WHAT THE EXERCISE ASKS: Filter the records for lines holding the string "afirma".

+ + +

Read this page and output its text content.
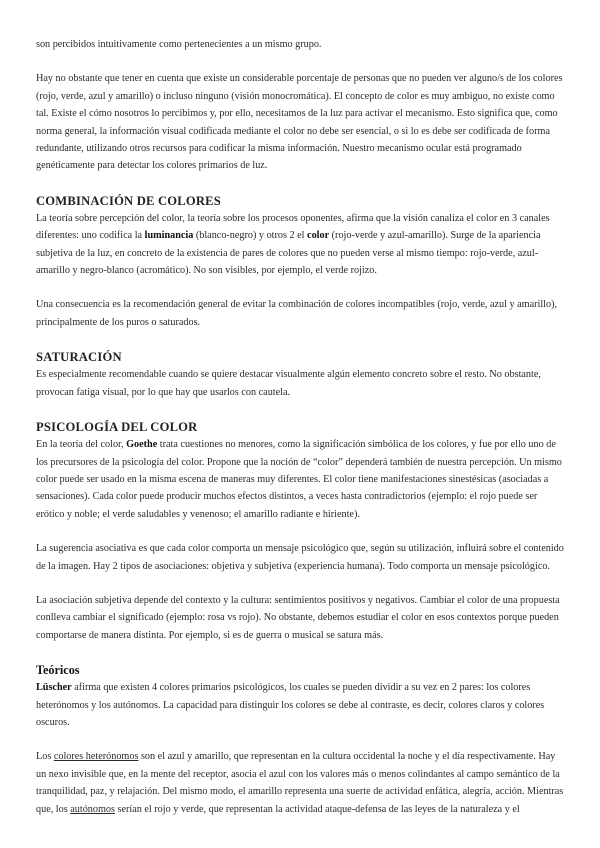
son percibidos intuitivamente como pertenecientes a un mismo grupo.

Hay no obstante que tener en cuenta que existe un considerable porcentaje de personas que no pueden ver alguno/s de los colores (rojo, verde, azul y amarillo) o incluso ninguno (visión monocromática). El concepto de color es muy ambiguo, no existe como tal. Existe el cómo nosotros lo percibimos y, por ello, necesitamos de la luz para activar el mecanismo. Esto significa que, como norma general, la información visual codificada mediante el color no debe ser esencial, o si lo es debe ser codificada de forma redundante, utilizando otros recursos para codificar la misma información. Nuestro mecanismo ocular está programado genéticamente para detectar los colores primarios de luz.

COMBINACIÓN DE COLORES

La teoría sobre percepción del color, la teoría sobre los procesos oponentes, afirma que la visión canaliza el color en 3 canales diferentes: uno codifica la luminancia (blanco-negro) y otros 2 el color (rojo-verde y azul-amarillo). Surge de la apariencia subjetiva de la luz, en concreto de la existencia de pares de colores que no pueden verse al mismo tiempo: rojo-verde, azul-amarillo y negro-blanco (acromático). No son visibles, por ejemplo, el verde rojizo.

Una consecuencia es la recomendación general de evitar la combinación de colores incompatibles (rojo, verde, azul y amarillo), principalmente de los puros o saturados.

SATURACIÓN

Es especialmente recomendable cuando se quiere destacar visualmente algún elemento concreto sobre el resto. No obstante, provocan fatiga visual, por lo que hay que usarlos con cautela.

PSICOLOGÍA DEL COLOR

En la teoría del color, Goethe trata cuestiones no menores, como la significación simbólica de los colores, y fue por ello uno de los precursores de la psicología del color. Propone que la noción de “color” dependerá también de nuestra percepción. Un mismo color puede ser usado en la misma escena de maneras muy diferentes. El color tiene manifestaciones sinestésicas (asociadas a sensaciones). Cada color puede producir muchos efectos distintos, a veces hasta contradictorios (ejemplo: el rojo puede ser erótico y noble; el verde saludables y venenoso; el amarillo radiante e hiriente).

La sugerencia asociativa es que cada color comporta un mensaje psicológico que, según su utilización, influirá sobre el contenido de la imagen. Hay 2 tipos de asociaciones: objetiva y subjetiva (experiencia humana). Todo comporta un mensaje psicológico.

La asociación subjetiva depende del contexto y la cultura: sentimientos positivos y negativos. Cambiar el color de una propuesta conlleva cambiar el significado (ejemplo: rosa vs rojo). No obstante, debemos estudiar el color en esos contextos porque pueden comportarse de manera distinta. Por ejemplo, si es de guerra o musical se satura más.

Teóricos

Lüscher afirma que existen 4 colores primarios psicológicos, los cuales se pueden dividir a su vez en 2 pares: los colores heterónomos y los autónomos. La capacidad para distinguir los colores se debe al contraste, es decir, colores claros y colores oscuros.

Los colores heterónomos son el azul y amarillo, que representan en la cultura occidental la noche y el día respectivamente. Hay un nexo invisible que, en la mente del receptor, asocia el azul con los valores más o menos colindantes al campo semántico de la tranquilidad, paz, y relajación. Del mismo modo, el amarillo representa una suerte de actividad enfática, alegría, acción. Mientras que, los autónomos serían el rojo y verde, que representan la actividad ataque-defensa de las leyes de la naturaleza y el
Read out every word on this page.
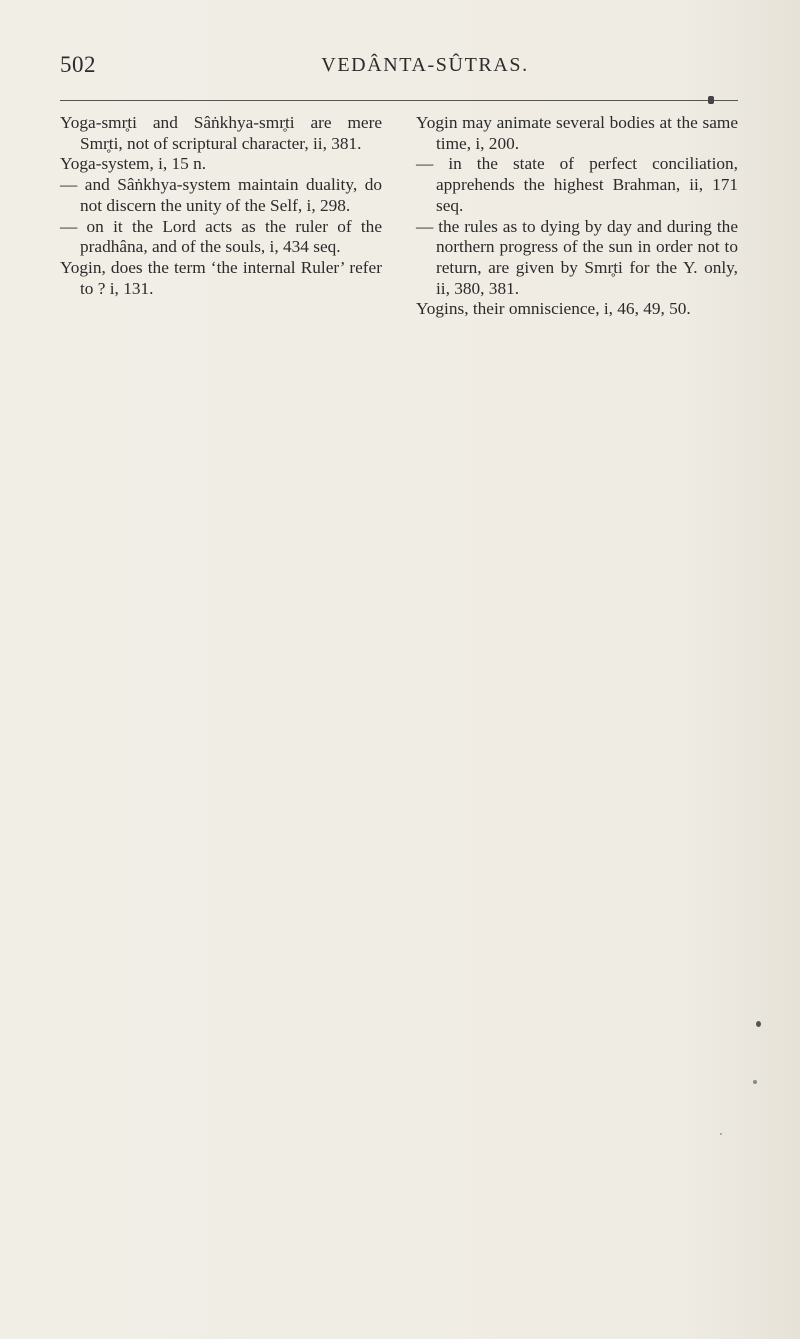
502	VEDÂNTA-SÛTRAS.
Yoga-smr̥ti and Sâṅkhya-smr̥ti are mere Smr̥ti, not of scriptural character, ii, 381.
Yoga-system, i, 15 n.
— and Sâṅkhya-system maintain duality, do not discern the unity of the Self, i, 298.
— on it the Lord acts as the ruler of the pradhâna, and of the souls, i, 434 seq.
Yogin, does the term ‘the internal Ruler’ refer to ? i, 131.
Yogin may animate several bodies at the same time, i, 200.
— in the state of perfect conciliation, apprehends the highest Brahman, ii, 171 seq.
— the rules as to dying by day and during the northern progress of the sun in order not to return, are given by Smr̥ti for the Y. only, ii, 380, 381.
Yogins, their omniscience, i, 46, 49, 50.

+ + +

OUTPUT:
La teoría sobre percepción del color, la teoría sobre los procesos oponentes, afirma que la visión canaliza el color en 3 canales diferentes: uno codifica la luminancia (blanco-negro) y otros 2 el color (rojo-verde y azul-amarillo). Surge de la apariencia subjetiva de la luz, en concreto de la existencia de pares de colores que no pueden verse al mismo tiempo: rojo-verde, azul-amarillo y negro-blanco (acromático). No son visibles, por ejemplo, el verde rojizo.
Lüscher afirma que existen 4 colores primarios psicológicos, los cuales se pueden dividir a su vez en 2 pares: los colores heterónomos y los autónomos. La capacidad para distinguir los colores se debe al contraste, es decir, colores claros y colores oscuros.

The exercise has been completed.